§ Exercise task
Repeat, exactly and completely, the material that follows. Omit the pictures.

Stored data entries
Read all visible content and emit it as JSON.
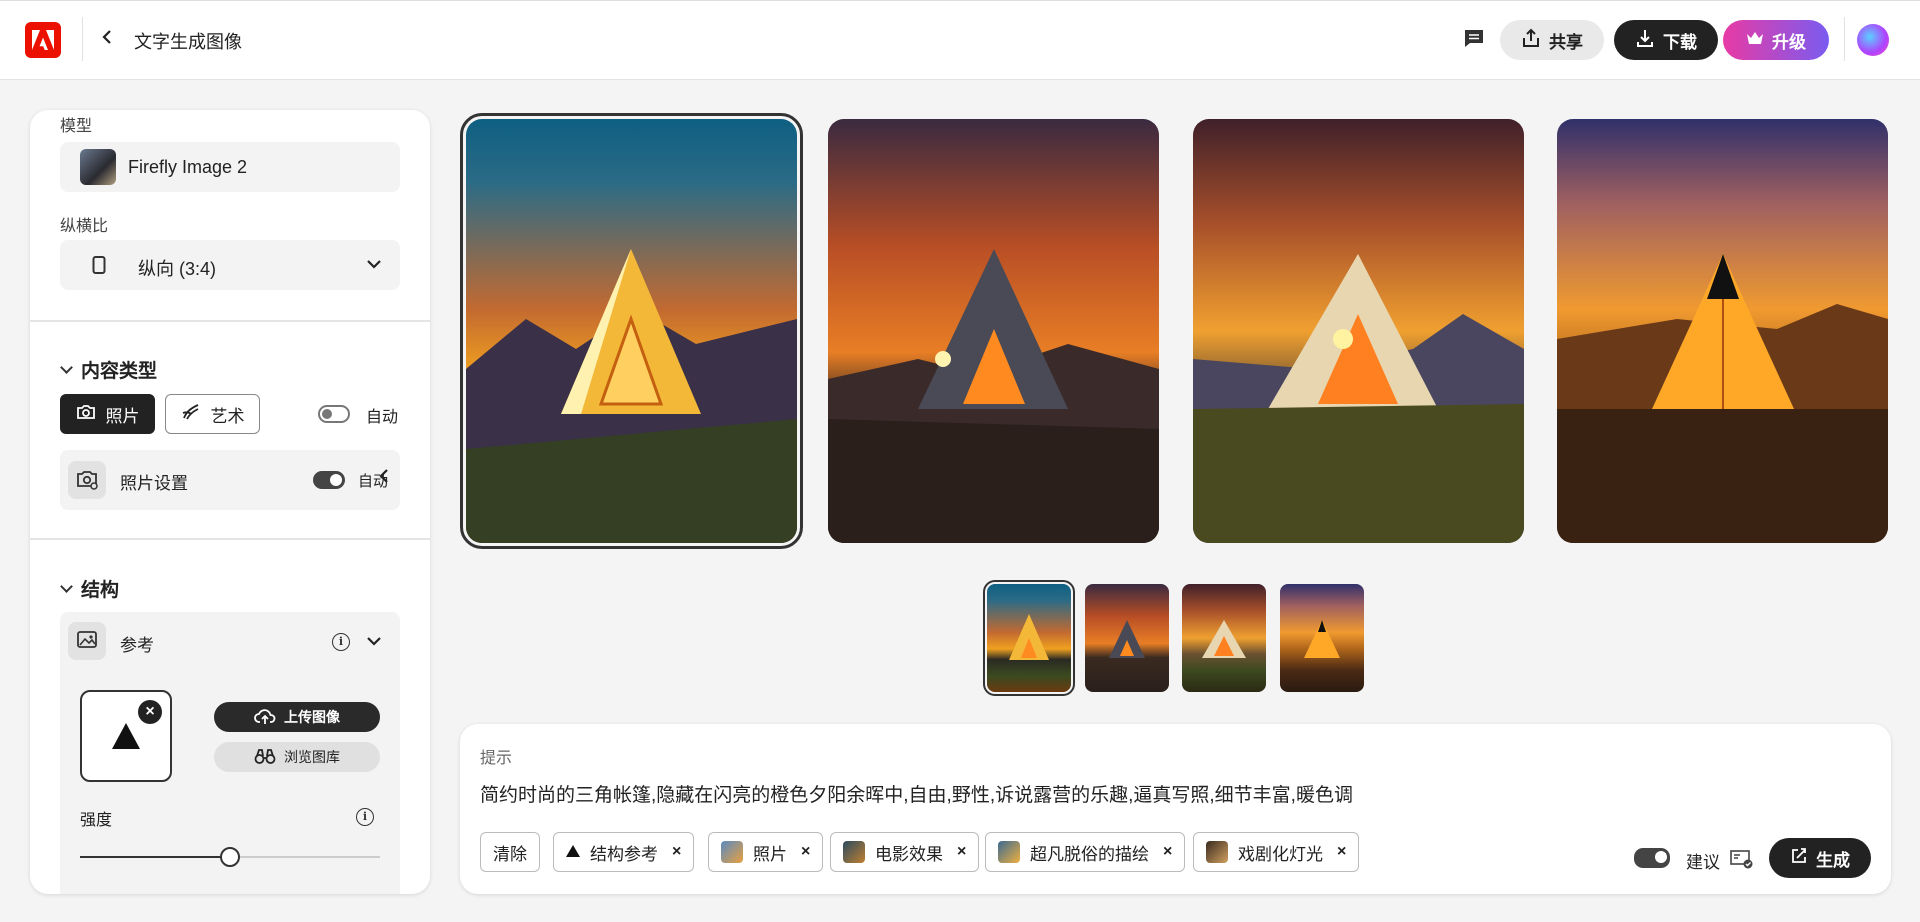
{
  "header": {
    "title": "文字生成图像",
    "share_label": "共享",
    "download_label": "下载",
    "upgrade_label": "升级"
  },
  "sidebar": {
    "model_label": "模型",
    "model_value": "Firefly Image 2",
    "aspect_label": "纵横比",
    "aspect_value": "纵向 (3:4)",
    "content_type_heading": "内容类型",
    "photo_label": "照片",
    "art_label": "艺术",
    "auto_label": "自动",
    "photo_settings_label": "照片设置",
    "photo_settings_auto": "自动",
    "structure_heading": "结构",
    "reference_label": "参考",
    "upload_label": "上传图像",
    "browse_label": "浏览图库",
    "strength_label": "强度",
    "strength_value": 0.5
  },
  "gallery": {
    "selected_index": 0,
    "image_count": 4
  },
  "prompt": {
    "label": "提示",
    "text": "简约时尚的三角帐篷,隐藏在闪亮的橙色夕阳余晖中,自由,野性,诉说露营的乐趣,逼真写照,细节丰富,暖色调",
    "clear_label": "清除",
    "chips": [
      {
        "label": "结构参考"
      },
      {
        "label": "照片"
      },
      {
        "label": "电影效果"
      },
      {
        "label": "超凡脱俗的描绘"
      },
      {
        "label": "戏剧化灯光"
      }
    ],
    "suggest_label": "建议",
    "generate_label": "生成"
  },
  "colors": {
    "brand": "#eb1000",
    "upgrade_start": "#e83aa4",
    "upgrade_end": "#7a5cf0"
  }
}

§ Answer
Read all visible content and emit it as JSON.
{
  "header": {
    "title": "文字生成图像",
    "share_label": "共享",
    "download_label": "下载",
    "upgrade_label": "升级"
  },
  "sidebar": {
    "model_label": "模型",
    "model_value": "Firefly Image 2",
    "aspect_label": "纵横比",
    "aspect_value": "纵向 (3:4)",
    "content_type_heading": "内容类型",
    "photo_label": "照片",
    "art_label": "艺术",
    "auto_label": "自动",
    "photo_settings_label": "照片设置",
    "photo_settings_auto": "自动",
    "structure_heading": "结构",
    "reference_label": "参考",
    "upload_label": "上传图像",
    "browse_label": "浏览图库",
    "strength_label": "强度",
    "strength_value": 0.5
  },
  "gallery": {
    "selected_index": 0,
    "image_count": 4
  },
  "prompt": {
    "label": "提示",
    "text": "简约时尚的三角帐篷,隐藏在闪亮的橙色夕阳余晖中,自由,野性,诉说露营的乐趣,逼真写照,细节丰富,暖色调",
    "clear_label": "清除",
    "chips": [
      {
        "label": "结构参考"
      },
      {
        "label": "照片"
      },
      {
        "label": "电影效果"
      },
      {
        "label": "超凡脱俗的描绘"
      },
      {
        "label": "戏剧化灯光"
      }
    ],
    "suggest_label": "建议",
    "generate_label": "生成"
  },
  "colors": {
    "brand": "#eb1000",
    "upgrade_start": "#e83aa4",
    "upgrade_end": "#7a5cf0"
  }
}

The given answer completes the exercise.